ITEMS:
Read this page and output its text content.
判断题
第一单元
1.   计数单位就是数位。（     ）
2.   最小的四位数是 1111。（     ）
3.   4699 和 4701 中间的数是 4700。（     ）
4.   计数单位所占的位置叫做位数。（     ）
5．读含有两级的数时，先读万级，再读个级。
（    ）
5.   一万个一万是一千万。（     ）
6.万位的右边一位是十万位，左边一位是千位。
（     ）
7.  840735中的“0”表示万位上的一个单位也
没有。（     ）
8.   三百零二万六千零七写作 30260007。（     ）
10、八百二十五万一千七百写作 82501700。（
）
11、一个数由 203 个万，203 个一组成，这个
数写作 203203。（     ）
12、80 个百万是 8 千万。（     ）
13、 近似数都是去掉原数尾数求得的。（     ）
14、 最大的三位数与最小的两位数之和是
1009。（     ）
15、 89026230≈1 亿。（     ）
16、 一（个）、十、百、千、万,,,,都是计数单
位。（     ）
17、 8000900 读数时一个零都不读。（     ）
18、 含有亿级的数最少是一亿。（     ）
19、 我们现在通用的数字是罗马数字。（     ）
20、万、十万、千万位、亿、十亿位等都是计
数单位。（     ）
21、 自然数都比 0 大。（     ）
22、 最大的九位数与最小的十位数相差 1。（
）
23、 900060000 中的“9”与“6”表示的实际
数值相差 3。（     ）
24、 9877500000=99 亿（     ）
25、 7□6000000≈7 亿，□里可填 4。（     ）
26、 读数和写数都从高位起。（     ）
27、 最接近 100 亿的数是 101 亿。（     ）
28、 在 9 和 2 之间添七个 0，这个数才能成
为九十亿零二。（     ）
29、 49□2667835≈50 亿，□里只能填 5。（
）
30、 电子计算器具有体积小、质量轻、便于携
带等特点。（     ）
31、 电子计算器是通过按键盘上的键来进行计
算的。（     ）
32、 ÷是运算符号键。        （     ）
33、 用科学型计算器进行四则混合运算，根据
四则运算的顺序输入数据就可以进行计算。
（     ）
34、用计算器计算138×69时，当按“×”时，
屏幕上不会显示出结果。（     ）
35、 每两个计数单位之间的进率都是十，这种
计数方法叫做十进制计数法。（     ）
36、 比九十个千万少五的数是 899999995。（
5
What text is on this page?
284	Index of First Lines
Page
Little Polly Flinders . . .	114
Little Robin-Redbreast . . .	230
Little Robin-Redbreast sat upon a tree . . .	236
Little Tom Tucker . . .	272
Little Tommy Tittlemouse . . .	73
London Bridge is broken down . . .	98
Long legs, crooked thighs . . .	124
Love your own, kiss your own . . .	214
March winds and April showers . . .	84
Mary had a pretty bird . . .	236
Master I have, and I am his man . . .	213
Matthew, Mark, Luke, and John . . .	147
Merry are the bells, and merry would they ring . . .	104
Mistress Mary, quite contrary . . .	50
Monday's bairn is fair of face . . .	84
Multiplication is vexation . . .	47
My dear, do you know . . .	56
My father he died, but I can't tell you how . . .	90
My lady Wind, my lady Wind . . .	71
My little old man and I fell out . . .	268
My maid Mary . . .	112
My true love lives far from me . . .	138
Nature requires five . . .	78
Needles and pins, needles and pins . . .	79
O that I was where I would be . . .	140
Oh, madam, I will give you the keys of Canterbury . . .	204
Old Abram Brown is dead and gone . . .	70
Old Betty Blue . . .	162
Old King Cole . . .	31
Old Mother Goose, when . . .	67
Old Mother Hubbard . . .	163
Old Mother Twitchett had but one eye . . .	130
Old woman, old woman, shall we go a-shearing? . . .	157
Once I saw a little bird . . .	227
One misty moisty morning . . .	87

TASK INSTRUCTIONS: Extract the closing run of lines, starting with the one containing "What text is on this page?" and ending at the last, exactly as written.

SOLUTION TO THIS EXERCISE:
What text is on this page?
284	Index of First Lines
Page
Little Polly Flinders . . .	114
Little Robin-Redbreast . . .	230
Little Robin-Redbreast sat upon a tree . . .	236
Little Tom Tucker . . .	272
Little Tommy Tittlemouse . . .	73
London Bridge is broken down . . .	98
Long legs, crooked thighs . . .	124
Love your own, kiss your own . . .	214
March winds and April showers . . .	84
Mary had a pretty bird . . .	236
Master I have, and I am his man . . .	213
Matthew, Mark, Luke, and John . . .	147
Merry are the bells, and merry would they ring . . .	104
Mistress Mary, quite contrary . . .	50
Monday's bairn is fair of face . . .	84
Multiplication is vexation . . .	47
My dear, do you know . . .	56
My father he died, but I can't tell you how . . .	90
My lady Wind, my lady Wind . . .	71
My little old man and I fell out . . .	268
My maid Mary . . .	112
My true love lives far from me . . .	138
Nature requires five . . .	78
Needles and pins, needles and pins . . .	79
O that I was where I would be . . .	140
Oh, madam, I will give you the keys of Canterbury . . .	204
Old Abram Brown is dead and gone . . .	70
Old Betty Blue . . .	162
Old King Cole . . .	31
Old Mother Goose, when . . .	67
Old Mother Hubbard . . .	163
Old Mother Twitchett had but one eye . . .	130
Old woman, old woman, shall we go a-shearing? . . .	157
Once I saw a little bird . . .	227
One misty moisty morning . . .	87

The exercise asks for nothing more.